TASK PROMPT
Everything in the data should be repeated exactly, save for the images.

ENTRIES
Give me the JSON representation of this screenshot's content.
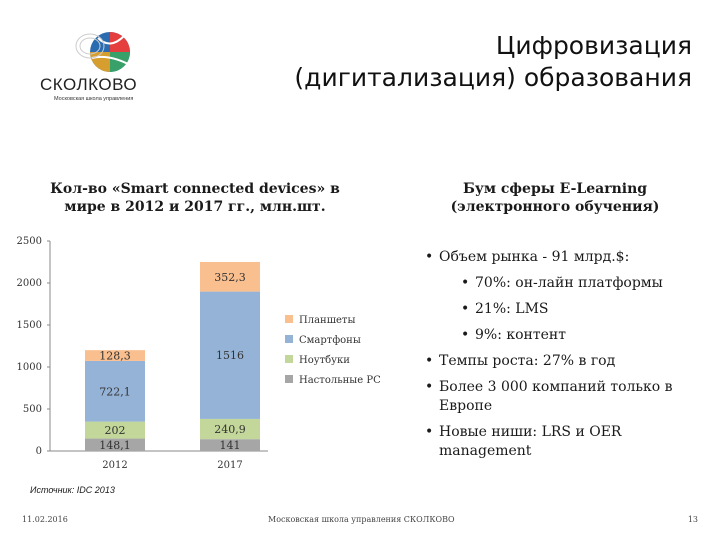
{
  "header": {
    "title_line1": "Цифровизация",
    "title_line2": "(дигитализация) образования",
    "logo_name": "СКОЛКОВО",
    "logo_sub": "Московская школа управления"
  },
  "left": {
    "heading_line1": "Кол-во «Smart connected devices» в",
    "heading_line2": "мире в 2012 и 2017 гг., млн.шт."
  },
  "right": {
    "heading_line1": "Бум сферы E-Learning",
    "heading_line2": "(электронного обучения)",
    "bullets": [
      "Объем рынка - 91 млрд.$:",
      "70%: он-лайн платформы",
      "21%: LMS",
      "9%: контент",
      "Темпы роста: 27% в год",
      "Более 3 000 компаний только в Европе",
      "Новые ниши: LRS и OER management"
    ]
  },
  "chart_data": {
    "type": "bar",
    "stacked": true,
    "categories": [
      "2012",
      "2017"
    ],
    "series": [
      {
        "name": "Настольные PC",
        "values": [
          148.1,
          141
        ],
        "labels": [
          "148,1",
          "141"
        ],
        "color": "#a6a6a6"
      },
      {
        "name": "Ноутбуки",
        "values": [
          202,
          240.9
        ],
        "labels": [
          "202",
          "240,9"
        ],
        "color": "#c4d79b"
      },
      {
        "name": "Смартфоны",
        "values": [
          722.1,
          1516
        ],
        "labels": [
          "722,1",
          "1516"
        ],
        "color": "#95b3d7"
      },
      {
        "name": "Планшеты",
        "values": [
          128.3,
          352.3
        ],
        "labels": [
          "128,3",
          "352,3"
        ],
        "color": "#fabf8f"
      }
    ],
    "legend_order": [
      "Планшеты",
      "Смартфоны",
      "Ноутбуки",
      "Настольные PC"
    ],
    "yticks": [
      "0",
      "500",
      "1000",
      "1500",
      "2000",
      "2500"
    ],
    "ylim": [
      0,
      2500
    ],
    "legend_position": "right"
  },
  "footer": {
    "source": "Источник: IDC 2013",
    "date": "11.02.2016",
    "org": "Московская школа управления СКОЛКОВО",
    "page": "13"
  }
}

SOLVED PROBLEM
Give me the JSON representation of this screenshot's content.
{
  "header": {
    "title_line1": "Цифровизация",
    "title_line2": "(дигитализация) образования",
    "logo_name": "СКОЛКОВО",
    "logo_sub": "Московская школа управления"
  },
  "left": {
    "heading_line1": "Кол-во «Smart connected devices» в",
    "heading_line2": "мире в 2012 и 2017 гг., млн.шт."
  },
  "right": {
    "heading_line1": "Бум сферы E-Learning",
    "heading_line2": "(электронного обучения)",
    "bullets": [
      "Объем рынка - 91 млрд.$:",
      "70%: он-лайн платформы",
      "21%: LMS",
      "9%: контент",
      "Темпы роста: 27% в год",
      "Более 3 000 компаний только в Европе",
      "Новые ниши: LRS и OER management"
    ]
  },
  "chart_data": {
    "type": "bar",
    "stacked": true,
    "categories": [
      "2012",
      "2017"
    ],
    "series": [
      {
        "name": "Настольные PC",
        "values": [
          148.1,
          141
        ],
        "labels": [
          "148,1",
          "141"
        ],
        "color": "#a6a6a6"
      },
      {
        "name": "Ноутбуки",
        "values": [
          202,
          240.9
        ],
        "labels": [
          "202",
          "240,9"
        ],
        "color": "#c4d79b"
      },
      {
        "name": "Смартфоны",
        "values": [
          722.1,
          1516
        ],
        "labels": [
          "722,1",
          "1516"
        ],
        "color": "#95b3d7"
      },
      {
        "name": "Планшеты",
        "values": [
          128.3,
          352.3
        ],
        "labels": [
          "128,3",
          "352,3"
        ],
        "color": "#fabf8f"
      }
    ],
    "legend_order": [
      "Планшеты",
      "Смартфоны",
      "Ноутбуки",
      "Настольные PC"
    ],
    "yticks": [
      "0",
      "500",
      "1000",
      "1500",
      "2000",
      "2500"
    ],
    "ylim": [
      0,
      2500
    ],
    "legend_position": "right"
  },
  "footer": {
    "source": "Источник: IDC 2013",
    "date": "11.02.2016",
    "org": "Московская школа управления СКОЛКОВО",
    "page": "13"
  }
}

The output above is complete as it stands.